- _Work to complete_
Count the lines in the entries below that include the word "Precipitation". Give nothing but the number.

Lines of data:
* * *

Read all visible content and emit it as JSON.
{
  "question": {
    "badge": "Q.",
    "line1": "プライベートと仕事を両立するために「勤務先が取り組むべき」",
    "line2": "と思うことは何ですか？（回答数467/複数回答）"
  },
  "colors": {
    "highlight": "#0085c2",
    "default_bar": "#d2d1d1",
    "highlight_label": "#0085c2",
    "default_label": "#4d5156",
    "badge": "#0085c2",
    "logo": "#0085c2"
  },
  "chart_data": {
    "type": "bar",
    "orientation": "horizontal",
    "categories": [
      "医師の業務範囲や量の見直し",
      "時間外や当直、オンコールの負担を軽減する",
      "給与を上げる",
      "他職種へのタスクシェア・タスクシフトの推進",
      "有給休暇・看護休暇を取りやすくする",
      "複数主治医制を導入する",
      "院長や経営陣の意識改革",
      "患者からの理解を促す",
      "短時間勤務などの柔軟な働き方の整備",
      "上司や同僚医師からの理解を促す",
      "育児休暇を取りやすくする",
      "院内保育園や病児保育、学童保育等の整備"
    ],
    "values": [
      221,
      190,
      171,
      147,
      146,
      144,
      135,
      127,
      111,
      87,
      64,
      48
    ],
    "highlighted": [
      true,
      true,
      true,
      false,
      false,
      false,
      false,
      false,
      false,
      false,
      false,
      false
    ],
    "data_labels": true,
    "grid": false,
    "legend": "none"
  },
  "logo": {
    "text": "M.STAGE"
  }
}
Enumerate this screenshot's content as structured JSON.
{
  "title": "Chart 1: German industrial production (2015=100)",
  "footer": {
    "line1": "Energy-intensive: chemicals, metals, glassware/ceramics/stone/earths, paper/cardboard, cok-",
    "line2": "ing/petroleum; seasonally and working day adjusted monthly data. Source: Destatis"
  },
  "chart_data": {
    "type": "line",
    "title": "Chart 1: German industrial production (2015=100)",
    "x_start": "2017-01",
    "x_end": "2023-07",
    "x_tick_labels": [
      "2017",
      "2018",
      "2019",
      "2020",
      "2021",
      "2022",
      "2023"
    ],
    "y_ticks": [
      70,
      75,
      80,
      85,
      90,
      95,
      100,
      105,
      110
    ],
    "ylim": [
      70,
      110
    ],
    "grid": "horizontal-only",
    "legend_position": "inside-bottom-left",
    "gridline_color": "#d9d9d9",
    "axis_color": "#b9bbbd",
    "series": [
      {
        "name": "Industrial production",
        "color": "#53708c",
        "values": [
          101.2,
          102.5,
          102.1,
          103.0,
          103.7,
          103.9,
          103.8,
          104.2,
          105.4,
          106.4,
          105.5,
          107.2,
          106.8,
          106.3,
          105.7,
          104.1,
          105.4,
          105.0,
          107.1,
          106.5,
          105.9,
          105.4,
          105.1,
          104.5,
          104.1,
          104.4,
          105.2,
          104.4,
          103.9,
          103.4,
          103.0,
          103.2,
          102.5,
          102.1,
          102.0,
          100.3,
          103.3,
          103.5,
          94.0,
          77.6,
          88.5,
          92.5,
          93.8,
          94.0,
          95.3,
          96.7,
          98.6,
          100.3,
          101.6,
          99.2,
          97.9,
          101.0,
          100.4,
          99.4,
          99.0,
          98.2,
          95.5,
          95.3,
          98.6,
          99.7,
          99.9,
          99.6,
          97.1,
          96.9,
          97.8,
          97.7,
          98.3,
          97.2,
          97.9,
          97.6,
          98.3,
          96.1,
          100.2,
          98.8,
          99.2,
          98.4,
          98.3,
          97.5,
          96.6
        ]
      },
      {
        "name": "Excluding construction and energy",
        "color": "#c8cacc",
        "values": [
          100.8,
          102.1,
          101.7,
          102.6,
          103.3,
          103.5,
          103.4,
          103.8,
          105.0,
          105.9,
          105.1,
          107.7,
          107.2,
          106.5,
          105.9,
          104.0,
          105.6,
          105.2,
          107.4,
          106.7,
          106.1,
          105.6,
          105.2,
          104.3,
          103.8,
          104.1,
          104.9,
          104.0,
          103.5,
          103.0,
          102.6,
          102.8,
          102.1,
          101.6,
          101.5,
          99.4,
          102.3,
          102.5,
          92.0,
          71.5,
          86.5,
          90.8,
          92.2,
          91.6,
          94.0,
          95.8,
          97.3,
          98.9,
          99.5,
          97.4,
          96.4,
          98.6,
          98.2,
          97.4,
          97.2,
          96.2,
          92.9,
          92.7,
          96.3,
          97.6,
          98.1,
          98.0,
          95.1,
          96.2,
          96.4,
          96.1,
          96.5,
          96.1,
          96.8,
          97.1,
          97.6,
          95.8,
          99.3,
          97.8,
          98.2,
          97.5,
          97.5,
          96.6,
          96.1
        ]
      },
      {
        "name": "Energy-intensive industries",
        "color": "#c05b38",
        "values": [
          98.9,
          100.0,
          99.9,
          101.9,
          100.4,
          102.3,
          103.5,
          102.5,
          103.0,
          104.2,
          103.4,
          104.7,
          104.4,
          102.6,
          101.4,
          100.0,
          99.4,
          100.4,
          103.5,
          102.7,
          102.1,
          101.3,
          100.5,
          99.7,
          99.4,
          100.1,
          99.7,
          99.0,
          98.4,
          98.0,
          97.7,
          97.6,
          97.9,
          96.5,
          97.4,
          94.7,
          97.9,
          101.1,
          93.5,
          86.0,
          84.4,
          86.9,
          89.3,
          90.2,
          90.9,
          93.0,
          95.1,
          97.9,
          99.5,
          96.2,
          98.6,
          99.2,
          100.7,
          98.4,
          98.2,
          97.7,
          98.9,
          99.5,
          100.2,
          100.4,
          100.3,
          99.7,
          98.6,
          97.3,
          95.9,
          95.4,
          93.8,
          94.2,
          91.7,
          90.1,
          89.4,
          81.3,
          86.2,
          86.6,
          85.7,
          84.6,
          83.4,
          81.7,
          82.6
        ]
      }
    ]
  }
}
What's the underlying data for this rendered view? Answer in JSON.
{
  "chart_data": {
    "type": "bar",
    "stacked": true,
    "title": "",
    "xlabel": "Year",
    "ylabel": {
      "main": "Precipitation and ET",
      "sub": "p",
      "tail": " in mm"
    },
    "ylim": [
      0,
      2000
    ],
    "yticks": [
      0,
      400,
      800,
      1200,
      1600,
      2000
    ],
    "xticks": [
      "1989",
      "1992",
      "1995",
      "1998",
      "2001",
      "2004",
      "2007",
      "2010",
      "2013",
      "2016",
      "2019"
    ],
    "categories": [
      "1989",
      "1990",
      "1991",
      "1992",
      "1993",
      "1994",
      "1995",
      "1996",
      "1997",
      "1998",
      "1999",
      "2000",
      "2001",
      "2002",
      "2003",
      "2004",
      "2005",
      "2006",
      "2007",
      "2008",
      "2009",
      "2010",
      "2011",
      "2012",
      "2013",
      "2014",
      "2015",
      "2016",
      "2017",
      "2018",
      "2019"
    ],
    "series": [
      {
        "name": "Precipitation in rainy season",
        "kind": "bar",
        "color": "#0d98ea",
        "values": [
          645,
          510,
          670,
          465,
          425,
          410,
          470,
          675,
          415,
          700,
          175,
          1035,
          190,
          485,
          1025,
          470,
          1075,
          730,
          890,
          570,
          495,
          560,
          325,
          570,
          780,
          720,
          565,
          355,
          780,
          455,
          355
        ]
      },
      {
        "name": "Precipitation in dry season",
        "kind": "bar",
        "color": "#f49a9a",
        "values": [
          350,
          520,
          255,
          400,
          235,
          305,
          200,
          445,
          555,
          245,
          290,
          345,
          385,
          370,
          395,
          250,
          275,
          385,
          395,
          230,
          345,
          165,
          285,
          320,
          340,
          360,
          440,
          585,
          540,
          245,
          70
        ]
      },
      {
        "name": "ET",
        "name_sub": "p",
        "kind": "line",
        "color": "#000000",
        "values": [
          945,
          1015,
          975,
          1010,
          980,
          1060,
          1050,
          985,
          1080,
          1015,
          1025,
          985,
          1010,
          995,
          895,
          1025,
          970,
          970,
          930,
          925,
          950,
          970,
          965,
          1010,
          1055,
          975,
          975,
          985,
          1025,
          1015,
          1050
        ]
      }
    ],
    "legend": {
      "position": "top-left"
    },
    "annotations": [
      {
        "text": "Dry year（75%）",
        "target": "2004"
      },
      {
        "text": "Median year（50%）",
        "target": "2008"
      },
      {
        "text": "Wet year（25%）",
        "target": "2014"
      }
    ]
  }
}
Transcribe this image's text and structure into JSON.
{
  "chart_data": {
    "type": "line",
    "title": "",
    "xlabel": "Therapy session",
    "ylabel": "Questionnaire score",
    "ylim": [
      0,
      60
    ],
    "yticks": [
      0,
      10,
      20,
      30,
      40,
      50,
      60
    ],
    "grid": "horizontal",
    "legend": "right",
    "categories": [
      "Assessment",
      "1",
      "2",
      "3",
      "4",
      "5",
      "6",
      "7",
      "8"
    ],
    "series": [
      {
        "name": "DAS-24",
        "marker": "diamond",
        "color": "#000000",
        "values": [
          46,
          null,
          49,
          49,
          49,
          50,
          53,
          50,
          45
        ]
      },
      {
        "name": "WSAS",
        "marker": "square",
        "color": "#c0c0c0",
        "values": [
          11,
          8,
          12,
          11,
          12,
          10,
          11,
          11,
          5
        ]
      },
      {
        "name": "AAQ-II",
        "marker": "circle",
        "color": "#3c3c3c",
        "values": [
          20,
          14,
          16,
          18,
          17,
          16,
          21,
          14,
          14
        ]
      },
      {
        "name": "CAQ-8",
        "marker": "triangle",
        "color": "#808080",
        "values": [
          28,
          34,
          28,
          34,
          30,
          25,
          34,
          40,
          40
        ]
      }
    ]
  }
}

* * *

- _Completed exercise_
3